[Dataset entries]
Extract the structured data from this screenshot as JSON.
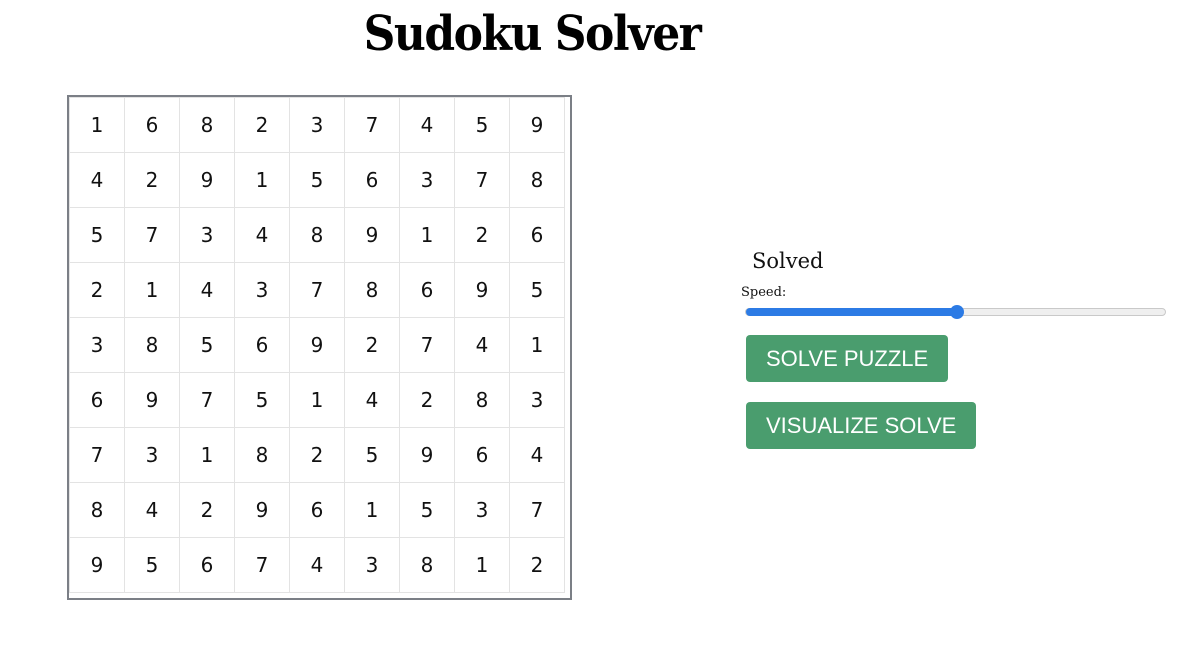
{
  "header": {
    "title": "Sudoku Solver"
  },
  "board": {
    "rows": [
      [
        "1",
        "6",
        "8",
        "2",
        "3",
        "7",
        "4",
        "5",
        "9"
      ],
      [
        "4",
        "2",
        "9",
        "1",
        "5",
        "6",
        "3",
        "7",
        "8"
      ],
      [
        "5",
        "7",
        "3",
        "4",
        "8",
        "9",
        "1",
        "2",
        "6"
      ],
      [
        "2",
        "1",
        "4",
        "3",
        "7",
        "8",
        "6",
        "9",
        "5"
      ],
      [
        "3",
        "8",
        "5",
        "6",
        "9",
        "2",
        "7",
        "4",
        "1"
      ],
      [
        "6",
        "9",
        "7",
        "5",
        "1",
        "4",
        "2",
        "8",
        "3"
      ],
      [
        "7",
        "3",
        "1",
        "8",
        "2",
        "5",
        "9",
        "6",
        "4"
      ],
      [
        "8",
        "4",
        "2",
        "9",
        "6",
        "1",
        "5",
        "3",
        "7"
      ],
      [
        "9",
        "5",
        "6",
        "7",
        "4",
        "3",
        "8",
        "1",
        "2"
      ]
    ]
  },
  "controls": {
    "status": "Solved",
    "speed_label": "Speed:",
    "speed_value": 0.5,
    "solve_label": "SOLVE PUZZLE",
    "visualize_label": "VISUALIZE SOLVE"
  },
  "colors": {
    "button": "#4a9d6e",
    "slider_accent": "#2c7be5",
    "board_border": "#7b7f86"
  }
}
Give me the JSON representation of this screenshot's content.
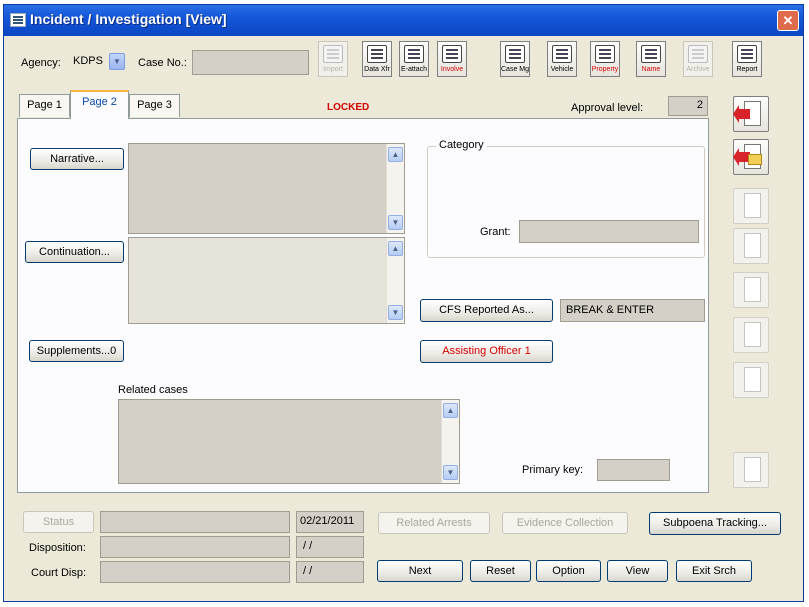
{
  "window": {
    "title": "Incident / Investigation [View]",
    "close_glyph": "✕"
  },
  "top": {
    "agency_label": "Agency:",
    "agency_value": "KDPS",
    "case_no_label": "Case No.:",
    "case_no_value": ""
  },
  "toolbar": [
    {
      "label": "Import",
      "icon": "import-icon",
      "enabled": false,
      "red": false
    },
    {
      "label": "Data Xfr",
      "icon": "data-transfer-icon",
      "enabled": true,
      "red": false
    },
    {
      "label": "E-attach",
      "icon": "attach-icon",
      "enabled": true,
      "red": false
    },
    {
      "label": "Involve",
      "icon": "involve-icon",
      "enabled": true,
      "red": true
    },
    {
      "label": "Case Mgt",
      "icon": "case-management-icon",
      "enabled": true,
      "red": false
    },
    {
      "label": "Vehicle",
      "icon": "vehicle-icon",
      "enabled": true,
      "red": false
    },
    {
      "label": "Property",
      "icon": "property-icon",
      "enabled": true,
      "red": true
    },
    {
      "label": "Name",
      "icon": "name-icon",
      "enabled": true,
      "red": true
    },
    {
      "label": "Archive",
      "icon": "archive-icon",
      "enabled": false,
      "red": false
    },
    {
      "label": "Report",
      "icon": "report-icon",
      "enabled": true,
      "red": false
    }
  ],
  "tabs": [
    "Page 1",
    "Page 2",
    "Page 3"
  ],
  "active_tab": "Page 2",
  "status": {
    "locked": "LOCKED",
    "approval_label": "Approval level:",
    "approval_value": "2"
  },
  "buttons": {
    "narrative": "Narrative...",
    "continuation": "Continuation...",
    "supplements": "Supplements...0",
    "cfs_reported": "CFS Reported As...",
    "assisting_officer": "Assisting Officer 1"
  },
  "category": {
    "title": "Category",
    "grant_label": "Grant:",
    "grant_value": ""
  },
  "cfs_value": "BREAK & ENTER",
  "related_cases_label": "Related cases",
  "primary_key_label": "Primary key:",
  "primary_key_value": "",
  "bottom": {
    "status_btn": "Status",
    "status_value": "",
    "date_value": "02/21/2011",
    "disposition_label": "Disposition:",
    "disposition_value": "",
    "disposition_date": "/ /",
    "court_disp_label": "Court Disp:",
    "court_disp_value": "",
    "court_disp_date": "/ /",
    "related_arrests": "Related Arrests",
    "evidence_collection": "Evidence Collection",
    "subpoena_tracking": "Subpoena Tracking...",
    "next": "Next",
    "reset": "Reset",
    "option": "Option",
    "view": "View",
    "exit_search": "Exit Srch"
  },
  "colors": {
    "title_bar": "#1456d8",
    "accent_red": "#d40000",
    "window_bg": "#ece9d8",
    "tab_highlight": "#f3b63f"
  }
}
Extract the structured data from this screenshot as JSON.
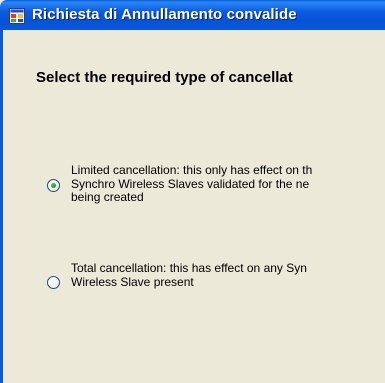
{
  "window": {
    "title": "Richiesta di Annullamento convalide",
    "title_bar_color": "#0a58dd"
  },
  "heading": "Select the required type of cancellat",
  "options": [
    {
      "label": "Limited cancellation: this only has effect on th\nSynchro Wireless Slaves validated for the ne\nbeing created",
      "selected": true
    },
    {
      "label": "Total cancellation: this has effect on any Syn\nWireless Slave present",
      "selected": false
    }
  ],
  "colors": {
    "window_background": "#ece9d8",
    "radio_selected_dot": "#21a121"
  },
  "icons": {
    "app": "app-window-icon"
  }
}
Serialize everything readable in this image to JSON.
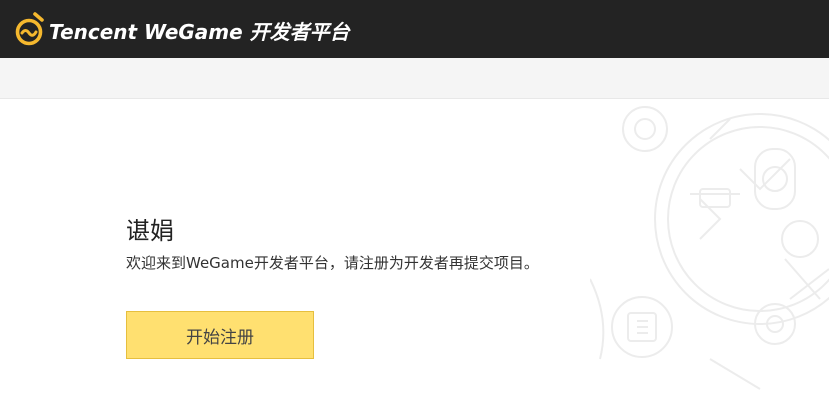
{
  "header": {
    "brand_text": "Tencent WeGame 开发者平台",
    "logo_icon": "wegame-logo-icon",
    "background_color": "#232323",
    "accent_color": "#f5b82e"
  },
  "main": {
    "username": "谌娟",
    "welcome_text": "欢迎来到WeGame开发者平台，请注册为开发者再提交项目。",
    "register_button_label": "开始注册",
    "button_color": "#ffe070"
  }
}
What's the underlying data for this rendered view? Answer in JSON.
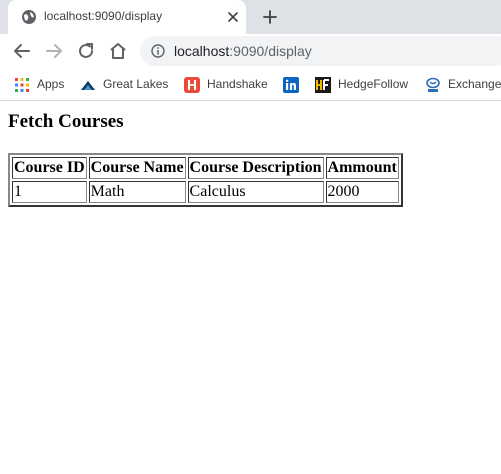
{
  "browser": {
    "tab": {
      "title": "localhost:9090/display"
    },
    "address_bar": {
      "host": "localhost",
      "rest": ":9090/display"
    },
    "bookmarks": [
      {
        "label": "Apps",
        "icon": "apps-grid-icon"
      },
      {
        "label": "Great Lakes",
        "icon": "great-lakes-icon"
      },
      {
        "label": "Handshake",
        "icon": "handshake-icon"
      },
      {
        "label": "",
        "icon": "linkedin-icon"
      },
      {
        "label": "HedgeFollow",
        "icon": "hedgefollow-icon"
      },
      {
        "label": "Exchange_",
        "icon": "tata-icon"
      }
    ]
  },
  "page": {
    "heading": "Fetch Courses",
    "table": {
      "headers": [
        "Course ID",
        "Course Name",
        "Course Description",
        "Ammount"
      ],
      "rows": [
        [
          "1",
          "Math",
          "Calculus",
          "2000"
        ]
      ]
    }
  },
  "colors": {
    "tabstrip": "#dee1e6",
    "omnibox": "#f1f3f4",
    "icon": "#5f6368"
  }
}
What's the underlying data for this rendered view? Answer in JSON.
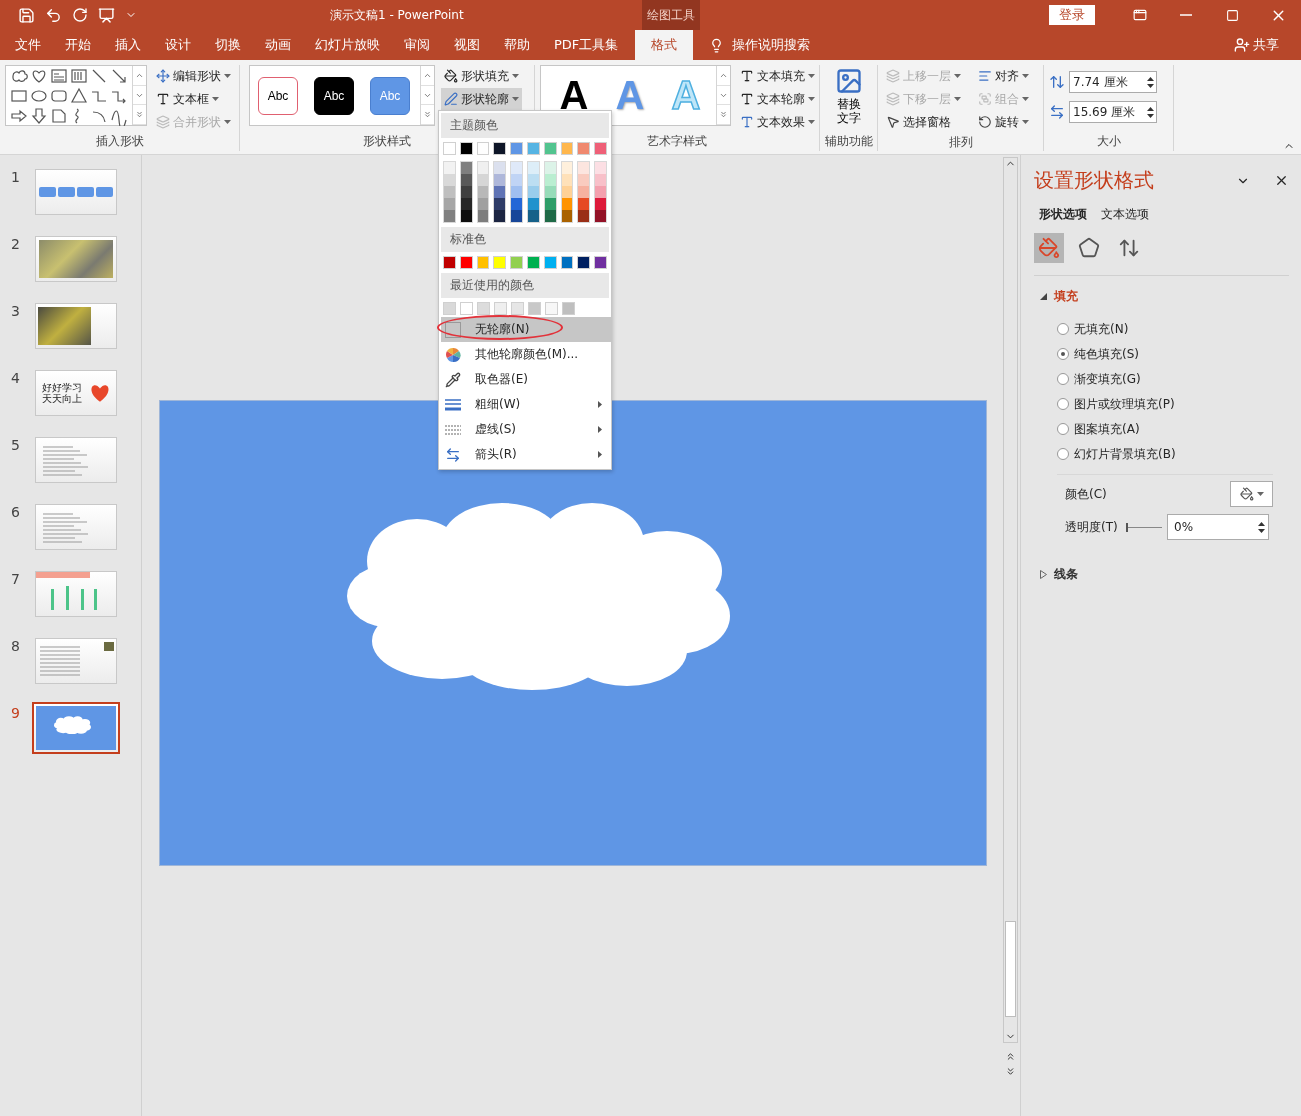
{
  "window": {
    "title": "演示文稿1  -  PowerPoint",
    "context_tab": "绘图工具",
    "login": "登录"
  },
  "tabs": [
    {
      "label": "文件",
      "selected": false
    },
    {
      "label": "开始",
      "selected": false
    },
    {
      "label": "插入",
      "selected": false
    },
    {
      "label": "设计",
      "selected": false
    },
    {
      "label": "切换",
      "selected": false
    },
    {
      "label": "动画",
      "selected": false
    },
    {
      "label": "幻灯片放映",
      "selected": false
    },
    {
      "label": "审阅",
      "selected": false
    },
    {
      "label": "视图",
      "selected": false
    },
    {
      "label": "帮助",
      "selected": false
    },
    {
      "label": "PDF工具集",
      "selected": false
    },
    {
      "label": "格式",
      "selected": true
    }
  ],
  "tell_me": "操作说明搜索",
  "share": "共享",
  "ribbon": {
    "insert_shapes": {
      "label": "插入形状",
      "commands": [
        {
          "label": "编辑形状",
          "disabled": false,
          "dropdown": true
        },
        {
          "label": "文本框",
          "disabled": false,
          "dropdown": true
        },
        {
          "label": "合并形状",
          "disabled": true,
          "dropdown": true
        }
      ]
    },
    "shape_styles": {
      "label": "形状样式",
      "presets": [
        {
          "text": "Abc",
          "kind": "outline"
        },
        {
          "text": "Abc",
          "kind": "dark"
        },
        {
          "text": "Abc",
          "kind": "filled"
        }
      ],
      "commands": [
        {
          "label": "形状填充",
          "open": false
        },
        {
          "label": "形状轮廓",
          "open": true
        }
      ]
    },
    "wordart": {
      "label": "艺术字样式",
      "presets": [
        {
          "text": "A",
          "kind": "black"
        },
        {
          "text": "A",
          "kind": "blue"
        },
        {
          "text": "A",
          "kind": "outline"
        }
      ],
      "commands": [
        {
          "label": "文本填充"
        },
        {
          "label": "文本轮廓"
        },
        {
          "label": "文本效果"
        }
      ]
    },
    "accessibility": {
      "label": "辅助功能",
      "button": "替换文字"
    },
    "arrange": {
      "label": "排列",
      "commands": [
        {
          "label": "上移一层",
          "disabled": true,
          "dropdown": true
        },
        {
          "label": "对齐",
          "disabled": false,
          "dropdown": true
        },
        {
          "label": "下移一层",
          "disabled": true,
          "dropdown": true
        },
        {
          "label": "组合",
          "disabled": true,
          "dropdown": true
        },
        {
          "label": "选择窗格",
          "disabled": false,
          "dropdown": false
        },
        {
          "label": "旋转",
          "disabled": false,
          "dropdown": true
        }
      ]
    },
    "size": {
      "label": "大小",
      "height": "7.74 厘米",
      "width": "15.69 厘米"
    }
  },
  "outline_menu": {
    "theme_heading": "主题颜色",
    "theme_colors": [
      {
        "color": "#ffffff",
        "shades": [
          {
            "color": "#f2f2f2"
          },
          {
            "color": "#d9d9d9"
          },
          {
            "color": "#bfbfbf"
          },
          {
            "color": "#a6a6a6"
          },
          {
            "color": "#808080"
          }
        ]
      },
      {
        "color": "#000000",
        "shades": [
          {
            "color": "#7f7f7f"
          },
          {
            "color": "#595959"
          },
          {
            "color": "#3f3f3f"
          },
          {
            "color": "#262626"
          },
          {
            "color": "#0d0d0d"
          }
        ]
      },
      {
        "color": "#fefefe",
        "shades": [
          {
            "color": "#f0f0f0"
          },
          {
            "color": "#d6d6d6"
          },
          {
            "color": "#b8b8b8"
          },
          {
            "color": "#a0a0a0"
          },
          {
            "color": "#7d7d7d"
          }
        ]
      },
      {
        "color": "#0e1628",
        "shades": [
          {
            "color": "#dbe0ee"
          },
          {
            "color": "#aeb7da"
          },
          {
            "color": "#5f73b5"
          },
          {
            "color": "#2e3c68"
          },
          {
            "color": "#1c2542"
          }
        ]
      },
      {
        "color": "#5f96e5",
        "shades": [
          {
            "color": "#dfe9f9"
          },
          {
            "color": "#c0d4f5"
          },
          {
            "color": "#a0bff0"
          },
          {
            "color": "#2467d6"
          },
          {
            "color": "#184799"
          }
        ]
      },
      {
        "color": "#56b4e3",
        "shades": [
          {
            "color": "#ddeef8"
          },
          {
            "color": "#bcdef2"
          },
          {
            "color": "#99cdec"
          },
          {
            "color": "#2092cd"
          },
          {
            "color": "#166189"
          }
        ]
      },
      {
        "color": "#52c48f",
        "shades": [
          {
            "color": "#dcf3e8"
          },
          {
            "color": "#baeed1"
          },
          {
            "color": "#97dcb9"
          },
          {
            "color": "#2e9e69"
          },
          {
            "color": "#1f6a47"
          }
        ]
      },
      {
        "color": "#ffb74d",
        "shades": [
          {
            "color": "#fff0dc"
          },
          {
            "color": "#ffe1b9"
          },
          {
            "color": "#ffd196"
          },
          {
            "color": "#ff9300"
          },
          {
            "color": "#aa6200"
          }
        ]
      },
      {
        "color": "#f0896f",
        "shades": [
          {
            "color": "#fce5df"
          },
          {
            "color": "#f9cbbf"
          },
          {
            "color": "#f6b1a0"
          },
          {
            "color": "#e64a24"
          },
          {
            "color": "#9a2f17"
          }
        ]
      },
      {
        "color": "#ef6078",
        "shades": [
          {
            "color": "#fcdfe4"
          },
          {
            "color": "#f8c0c9"
          },
          {
            "color": "#f4a0ae"
          },
          {
            "color": "#dd1a3a"
          },
          {
            "color": "#931227"
          }
        ]
      }
    ],
    "standard_heading": "标准色",
    "standard_colors": [
      {
        "color": "#c00000"
      },
      {
        "color": "#ff0000"
      },
      {
        "color": "#ffc000"
      },
      {
        "color": "#ffff00"
      },
      {
        "color": "#92d050"
      },
      {
        "color": "#00b050"
      },
      {
        "color": "#00b0f0"
      },
      {
        "color": "#0070c0"
      },
      {
        "color": "#002060"
      },
      {
        "color": "#7030a0"
      }
    ],
    "recent_heading": "最近使用的颜色",
    "recent_colors": [
      {
        "color": "#d9d9d9"
      },
      {
        "color": "#ffffff"
      },
      {
        "color": "#dcdcdc"
      },
      {
        "color": "#efefef"
      },
      {
        "color": "#e6e6e6"
      },
      {
        "color": "#c8c8c8"
      },
      {
        "color": "#f7f7f7"
      },
      {
        "color": "#bfbfbf"
      }
    ],
    "items": [
      {
        "label": "无轮廓(N)",
        "kind": "none",
        "highlighted": true,
        "circled": true,
        "submenu": false
      },
      {
        "label": "其他轮廓颜色(M)...",
        "kind": "more-colors",
        "highlighted": false,
        "circled": false,
        "submenu": false
      },
      {
        "label": "取色器(E)",
        "kind": "eyedropper",
        "highlighted": false,
        "circled": false,
        "submenu": false
      },
      {
        "label": "粗细(W)",
        "kind": "weight",
        "highlighted": false,
        "circled": false,
        "submenu": true
      },
      {
        "label": "虚线(S)",
        "kind": "dashes",
        "highlighted": false,
        "circled": false,
        "submenu": true
      },
      {
        "label": "箭头(R)",
        "kind": "arrows",
        "highlighted": false,
        "circled": false,
        "submenu": true
      }
    ]
  },
  "slides": [
    {
      "number": "1",
      "kind": "boxes",
      "selected": false
    },
    {
      "number": "2",
      "kind": "photo",
      "selected": false
    },
    {
      "number": "3",
      "kind": "photo-left",
      "selected": false
    },
    {
      "number": "4",
      "kind": "text-heart",
      "text": "好好学习天天向上",
      "selected": false
    },
    {
      "number": "5",
      "kind": "text-lines",
      "selected": false
    },
    {
      "number": "6",
      "kind": "text-lines",
      "selected": false
    },
    {
      "number": "7",
      "kind": "chart",
      "selected": false
    },
    {
      "number": "8",
      "kind": "text-photo",
      "selected": false
    },
    {
      "number": "9",
      "kind": "cloud",
      "selected": true
    }
  ],
  "format_pane": {
    "title": "设置形状格式",
    "tabs": [
      {
        "label": "形状选项",
        "selected": true
      },
      {
        "label": "文本选项",
        "selected": false
      }
    ],
    "icon_tabs": [
      {
        "kind": "fill",
        "selected": true
      },
      {
        "kind": "effects",
        "selected": false
      },
      {
        "kind": "size",
        "selected": false
      }
    ],
    "sections": [
      {
        "label": "填充",
        "kind": "fill",
        "expanded": true
      },
      {
        "label": "线条",
        "kind": "line",
        "expanded": false
      }
    ],
    "fill_options": [
      {
        "label": "无填充(N)",
        "selected": false
      },
      {
        "label": "纯色填充(S)",
        "selected": true
      },
      {
        "label": "渐变填充(G)",
        "selected": false
      },
      {
        "label": "图片或纹理填充(P)",
        "selected": false
      },
      {
        "label": "图案填充(A)",
        "selected": false
      },
      {
        "label": "幻灯片背景填充(B)",
        "selected": false
      }
    ],
    "color_label": "颜色(C)",
    "transparency_label": "透明度(T)",
    "transparency": {
      "value": "0%",
      "level": 0
    }
  }
}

PROBLEM DETAILS:
Scan the material above for the string "number" and return the lines that hold it.

OUTPUT BELOW:
      "number": "1",
      "number": "2",
      "number": "3",
      "number": "4",
      "number": "5",
      "number": "6",
      "number": "7",
      "number": "8",
      "number": "9",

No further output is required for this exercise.